Show every line in the entries below where the word "icon" appears.
◆ ◆ ◆ ◆
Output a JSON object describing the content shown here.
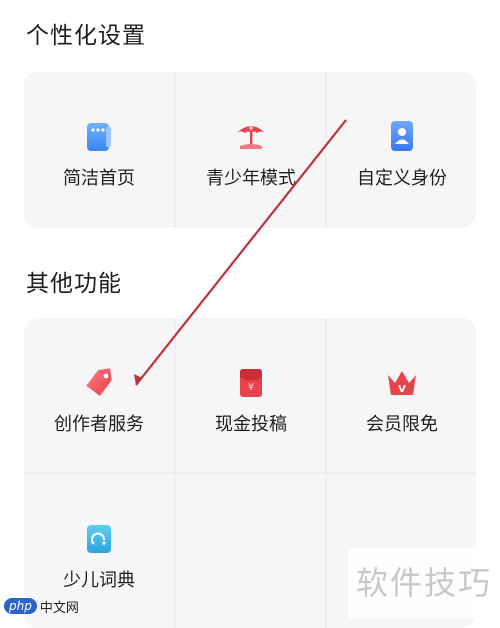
{
  "sections": {
    "personalization": {
      "title": "个性化设置",
      "items": [
        {
          "label": "简洁首页",
          "icon": "simple-home-icon"
        },
        {
          "label": "青少年模式",
          "icon": "umbrella-icon"
        },
        {
          "label": "自定义身份",
          "icon": "identity-card-icon"
        }
      ]
    },
    "other": {
      "title": "其他功能",
      "items": [
        {
          "label": "创作者服务",
          "icon": "tag-icon"
        },
        {
          "label": "现金投稿",
          "icon": "red-envelope-icon"
        },
        {
          "label": "会员限免",
          "icon": "crown-icon"
        },
        {
          "label": "少儿词典",
          "icon": "dictionary-icon"
        }
      ]
    }
  },
  "watermark": {
    "text": "软件技巧",
    "logo_php": "php",
    "logo_cn": "中文网"
  },
  "colors": {
    "accent_red": "#e8434b",
    "accent_blue": "#4b8ef0",
    "card_bg": "#f6f6f8",
    "arrow": "#c0313a"
  }
}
◆ ◆ ◆ ◆
● **Completed exercise**
          "icon": "simple-home-icon"
          "icon": "umbrella-icon"
          "icon": "identity-card-icon"
          "icon": "tag-icon"
          "icon": "red-envelope-icon"
          "icon": "crown-icon"
          "icon": "dictionary-icon"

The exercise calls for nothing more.